Hundreds of people attended the memorial and funeral of a World War II Soldier in his hometown of Troy, Indiana on March 30, 2019. Most of them never met him.

Story by: Spc. Justin Stafford

Pfc. Clifford M. Mills, a Soldier who fought with the 319th Glider Field Artillery Battalion, 82nd Airborne Division, was buried 75 years after his death during Operation Market Garden in 1944. Mills was considered Missing in Action since Sept. 18, 1944, after the glider he was in crashed behind enemy lines near Wyler, Germany, until January of this year when his remains were identified by the Defense Prisoner Of War/Missing in Action Accounting Agency and transferred back to his hometown on March 28.

Mills’ remains were transported from Tell City’s Zoercher-Gillick Funeral Home to Troy Cemetery in an elaborate procession consisting of local fire departments, law enforcement and motorcycles flashing red and blue lights.
As the procession made its way, it passed beneath a large American flag attached to the outstretched ladder of a firetruck. Residents of all ages lined the streets or stood in front of public buildings waving American flags or saluting as the procession passed by them.

#### SUPPLIED RECORDS
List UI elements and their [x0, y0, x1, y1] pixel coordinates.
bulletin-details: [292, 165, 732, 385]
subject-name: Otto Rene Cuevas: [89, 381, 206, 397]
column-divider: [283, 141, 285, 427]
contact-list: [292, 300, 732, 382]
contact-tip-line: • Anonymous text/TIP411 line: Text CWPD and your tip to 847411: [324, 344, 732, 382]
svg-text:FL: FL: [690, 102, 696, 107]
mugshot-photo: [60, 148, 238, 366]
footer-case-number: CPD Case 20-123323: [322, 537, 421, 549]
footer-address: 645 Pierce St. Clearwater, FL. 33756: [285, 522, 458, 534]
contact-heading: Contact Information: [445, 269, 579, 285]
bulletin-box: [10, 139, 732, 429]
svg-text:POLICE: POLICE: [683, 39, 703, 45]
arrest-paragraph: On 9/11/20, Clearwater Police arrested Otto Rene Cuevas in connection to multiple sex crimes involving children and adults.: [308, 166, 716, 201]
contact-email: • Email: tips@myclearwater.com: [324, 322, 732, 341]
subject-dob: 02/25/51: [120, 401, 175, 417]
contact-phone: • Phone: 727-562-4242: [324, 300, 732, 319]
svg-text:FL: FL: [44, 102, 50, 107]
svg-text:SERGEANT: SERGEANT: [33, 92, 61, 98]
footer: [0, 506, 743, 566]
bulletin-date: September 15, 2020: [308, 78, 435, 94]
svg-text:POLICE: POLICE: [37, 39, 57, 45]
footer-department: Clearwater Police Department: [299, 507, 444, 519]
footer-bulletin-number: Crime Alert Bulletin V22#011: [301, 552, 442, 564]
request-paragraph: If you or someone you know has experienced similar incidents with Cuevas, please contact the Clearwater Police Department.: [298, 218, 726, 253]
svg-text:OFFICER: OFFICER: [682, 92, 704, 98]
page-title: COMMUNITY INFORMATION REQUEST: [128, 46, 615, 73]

#### EXERCISE GOAL
Quote the passage of the text about the Mills memorial starting at "Hundreds of people" and ending at "on March 28.". Rely only on the text about the memorial for Pfc. Clifford M. Mills.

#### ANSWER FOR THIS EXERCISE
Hundreds of people attended the memorial and funeral of a World War II Soldier in his hometown of Troy, Indiana on March 30, 2019. Most of them never met him.

Story by: Spc. Justin Stafford

Pfc. Clifford M. Mills, a Soldier who fought with the 319th Glider Field Artillery Battalion, 82nd Airborne Division, was buried 75 years after his death during Operation Market Garden in 1944. Mills was considered Missing in Action since Sept. 18, 1944, after the glider he was in crashed behind enemy lines near Wyler, Germany, until January of this year when his remains were identified by the Defense Prisoner Of War/Missing in Action Accounting Agency and transferred back to his hometown on March 28.